WHAT THE TASK ASKS:
Give the listing again character for character, but drop the images.

++++ DATASET RECORDS ++++

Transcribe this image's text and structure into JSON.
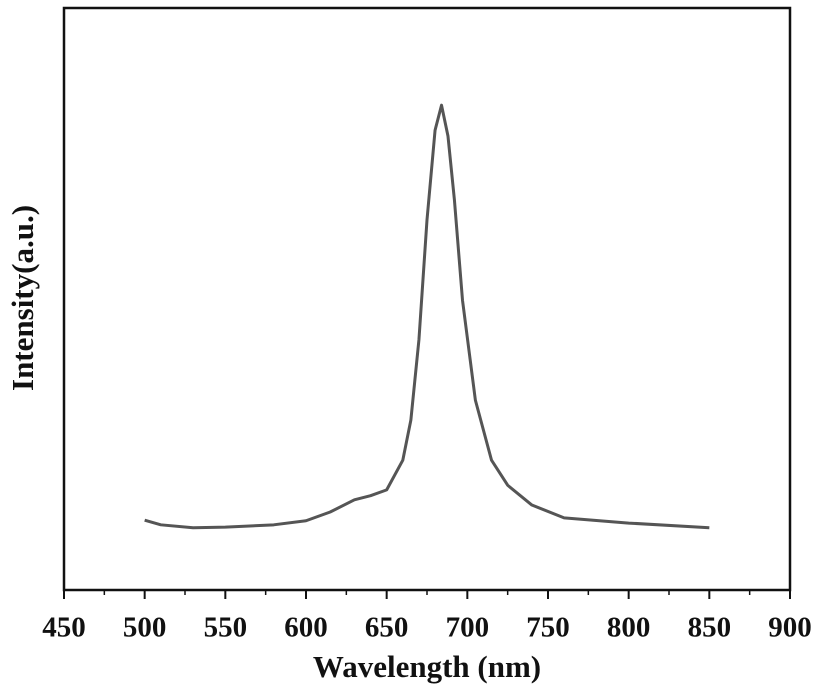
{
  "chart_data": {
    "type": "line",
    "xlabel": "Wavelength (nm)",
    "ylabel": "Intensity(a.u.)",
    "x": [
      500,
      510,
      530,
      550,
      580,
      600,
      615,
      630,
      640,
      650,
      660,
      665,
      670,
      675,
      680,
      684,
      688,
      692,
      697,
      705,
      715,
      725,
      740,
      760,
      800,
      850
    ],
    "series": [
      {
        "color": "#555555",
        "values": [
          0.12,
          0.112,
          0.107,
          0.108,
          0.112,
          0.119,
          0.134,
          0.155,
          0.162,
          0.172,
          0.223,
          0.292,
          0.43,
          0.636,
          0.79,
          0.833,
          0.78,
          0.67,
          0.498,
          0.326,
          0.223,
          0.18,
          0.146,
          0.124,
          0.115,
          0.107
        ]
      }
    ],
    "xlim": [
      450,
      900
    ],
    "xticks": [
      450,
      500,
      550,
      600,
      650,
      700,
      750,
      800,
      850,
      900
    ],
    "xminorticks": [
      475,
      525,
      575,
      625,
      675,
      725,
      775,
      825,
      875
    ],
    "ylim": [
      0,
      1
    ]
  }
}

++++

THE ANSWER:
Transcribe this image's text and structure into JSON.
{
  "chart_data": {
    "type": "line",
    "xlabel": "Wavelength (nm)",
    "ylabel": "Intensity(a.u.)",
    "x": [
      500,
      510,
      530,
      550,
      580,
      600,
      615,
      630,
      640,
      650,
      660,
      665,
      670,
      675,
      680,
      684,
      688,
      692,
      697,
      705,
      715,
      725,
      740,
      760,
      800,
      850
    ],
    "series": [
      {
        "color": "#555555",
        "values": [
          0.12,
          0.112,
          0.107,
          0.108,
          0.112,
          0.119,
          0.134,
          0.155,
          0.162,
          0.172,
          0.223,
          0.292,
          0.43,
          0.636,
          0.79,
          0.833,
          0.78,
          0.67,
          0.498,
          0.326,
          0.223,
          0.18,
          0.146,
          0.124,
          0.115,
          0.107
        ]
      }
    ],
    "xlim": [
      450,
      900
    ],
    "xticks": [
      450,
      500,
      550,
      600,
      650,
      700,
      750,
      800,
      850,
      900
    ],
    "xminorticks": [
      475,
      525,
      575,
      625,
      675,
      725,
      775,
      825,
      875
    ],
    "ylim": [
      0,
      1
    ]
  }
}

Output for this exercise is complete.